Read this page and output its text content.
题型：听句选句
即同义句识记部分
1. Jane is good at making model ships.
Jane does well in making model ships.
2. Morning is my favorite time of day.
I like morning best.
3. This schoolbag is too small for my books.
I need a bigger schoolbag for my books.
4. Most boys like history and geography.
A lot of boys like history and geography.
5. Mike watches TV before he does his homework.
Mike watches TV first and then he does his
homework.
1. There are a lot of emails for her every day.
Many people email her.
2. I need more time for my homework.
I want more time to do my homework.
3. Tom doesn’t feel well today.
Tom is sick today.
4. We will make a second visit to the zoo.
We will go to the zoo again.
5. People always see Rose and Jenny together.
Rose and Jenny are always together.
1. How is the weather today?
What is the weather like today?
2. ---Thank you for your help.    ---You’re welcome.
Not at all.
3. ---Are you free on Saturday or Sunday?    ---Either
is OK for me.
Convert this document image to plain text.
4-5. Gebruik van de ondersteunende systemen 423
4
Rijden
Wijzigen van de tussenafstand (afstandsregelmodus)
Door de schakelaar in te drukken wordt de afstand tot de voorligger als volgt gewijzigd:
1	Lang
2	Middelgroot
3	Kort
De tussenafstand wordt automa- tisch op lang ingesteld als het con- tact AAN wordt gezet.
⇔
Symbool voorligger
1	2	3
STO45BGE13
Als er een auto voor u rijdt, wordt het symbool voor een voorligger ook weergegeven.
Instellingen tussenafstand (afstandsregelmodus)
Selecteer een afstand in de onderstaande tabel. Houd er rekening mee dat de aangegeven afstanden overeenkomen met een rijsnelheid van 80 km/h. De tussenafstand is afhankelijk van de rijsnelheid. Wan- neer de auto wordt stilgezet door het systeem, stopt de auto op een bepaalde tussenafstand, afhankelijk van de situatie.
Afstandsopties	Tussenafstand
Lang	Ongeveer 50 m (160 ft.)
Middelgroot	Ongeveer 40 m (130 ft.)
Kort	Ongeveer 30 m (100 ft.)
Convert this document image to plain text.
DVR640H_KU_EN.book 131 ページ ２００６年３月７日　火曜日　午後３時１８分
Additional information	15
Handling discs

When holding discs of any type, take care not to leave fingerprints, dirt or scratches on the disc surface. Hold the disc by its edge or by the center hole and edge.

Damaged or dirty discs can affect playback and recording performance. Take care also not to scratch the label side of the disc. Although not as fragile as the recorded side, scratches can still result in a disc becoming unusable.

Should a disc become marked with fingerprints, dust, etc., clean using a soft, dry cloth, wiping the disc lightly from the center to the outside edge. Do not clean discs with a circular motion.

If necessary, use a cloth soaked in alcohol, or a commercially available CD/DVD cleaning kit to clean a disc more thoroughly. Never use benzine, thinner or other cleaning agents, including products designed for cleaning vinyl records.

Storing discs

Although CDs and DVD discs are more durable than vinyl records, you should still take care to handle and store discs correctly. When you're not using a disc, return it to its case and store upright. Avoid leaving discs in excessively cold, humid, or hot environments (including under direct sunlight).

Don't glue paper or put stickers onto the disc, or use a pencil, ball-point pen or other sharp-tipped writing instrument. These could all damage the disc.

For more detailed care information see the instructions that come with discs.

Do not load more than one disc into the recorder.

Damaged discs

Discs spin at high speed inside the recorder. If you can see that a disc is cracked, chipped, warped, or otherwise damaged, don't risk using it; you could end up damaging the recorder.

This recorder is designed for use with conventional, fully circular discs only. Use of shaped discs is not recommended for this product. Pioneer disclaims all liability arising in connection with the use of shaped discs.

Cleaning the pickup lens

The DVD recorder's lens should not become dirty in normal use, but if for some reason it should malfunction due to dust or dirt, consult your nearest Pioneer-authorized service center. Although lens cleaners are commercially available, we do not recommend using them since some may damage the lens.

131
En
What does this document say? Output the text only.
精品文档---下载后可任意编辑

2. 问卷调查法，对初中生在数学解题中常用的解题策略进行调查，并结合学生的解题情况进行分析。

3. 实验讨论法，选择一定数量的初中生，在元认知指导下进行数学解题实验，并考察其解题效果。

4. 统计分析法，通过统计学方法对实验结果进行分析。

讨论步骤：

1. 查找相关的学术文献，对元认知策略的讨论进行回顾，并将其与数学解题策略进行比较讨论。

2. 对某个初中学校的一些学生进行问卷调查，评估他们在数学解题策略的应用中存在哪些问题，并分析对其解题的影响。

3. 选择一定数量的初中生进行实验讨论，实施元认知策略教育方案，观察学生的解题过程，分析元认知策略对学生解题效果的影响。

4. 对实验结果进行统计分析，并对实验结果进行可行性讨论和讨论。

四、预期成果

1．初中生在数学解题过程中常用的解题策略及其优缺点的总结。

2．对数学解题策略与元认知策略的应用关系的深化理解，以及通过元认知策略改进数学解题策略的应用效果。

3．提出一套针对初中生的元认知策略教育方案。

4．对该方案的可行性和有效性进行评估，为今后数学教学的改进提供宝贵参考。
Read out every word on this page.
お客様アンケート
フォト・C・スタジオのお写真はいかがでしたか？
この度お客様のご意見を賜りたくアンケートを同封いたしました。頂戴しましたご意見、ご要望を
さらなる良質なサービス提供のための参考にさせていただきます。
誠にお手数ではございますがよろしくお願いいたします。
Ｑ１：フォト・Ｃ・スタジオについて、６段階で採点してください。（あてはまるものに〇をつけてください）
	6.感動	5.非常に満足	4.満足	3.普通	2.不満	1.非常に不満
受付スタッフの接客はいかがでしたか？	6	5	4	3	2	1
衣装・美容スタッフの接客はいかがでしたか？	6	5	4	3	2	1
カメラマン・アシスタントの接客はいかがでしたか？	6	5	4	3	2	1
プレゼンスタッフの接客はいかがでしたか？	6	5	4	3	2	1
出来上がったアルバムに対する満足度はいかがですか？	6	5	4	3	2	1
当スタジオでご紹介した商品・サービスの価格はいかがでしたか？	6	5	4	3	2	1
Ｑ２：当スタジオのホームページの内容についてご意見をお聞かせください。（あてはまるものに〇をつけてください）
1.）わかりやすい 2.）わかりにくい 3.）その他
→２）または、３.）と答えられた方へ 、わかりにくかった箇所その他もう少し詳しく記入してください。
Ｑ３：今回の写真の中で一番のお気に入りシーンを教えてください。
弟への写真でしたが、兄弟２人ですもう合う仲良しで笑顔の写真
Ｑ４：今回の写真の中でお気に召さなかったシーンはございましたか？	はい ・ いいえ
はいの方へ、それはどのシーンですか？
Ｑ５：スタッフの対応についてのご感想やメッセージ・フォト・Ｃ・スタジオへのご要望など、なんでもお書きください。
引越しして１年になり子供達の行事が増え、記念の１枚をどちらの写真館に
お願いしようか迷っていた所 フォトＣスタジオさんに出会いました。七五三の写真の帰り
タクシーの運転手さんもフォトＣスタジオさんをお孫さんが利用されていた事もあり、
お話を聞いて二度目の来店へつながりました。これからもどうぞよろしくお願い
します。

= = = = = = =

__THE TASK__
Find each line holding the word "records" and copy it.

__OUTPUT OF THE EXERCISE__
If necessary, use a cloth soaked in alcohol, or a commercially available CD/DVD cleaning kit to clean a disc more thoroughly. Never use benzine, thinner or other cleaning agents, including products designed for cleaning vinyl records.
Although CDs and DVD discs are more durable than vinyl records, you should still take care to handle and store discs correctly. When you're not using a disc, return it to its case and store upright. Avoid leaving discs in excessively cold, humid, or hot environments (including under direct sunlight).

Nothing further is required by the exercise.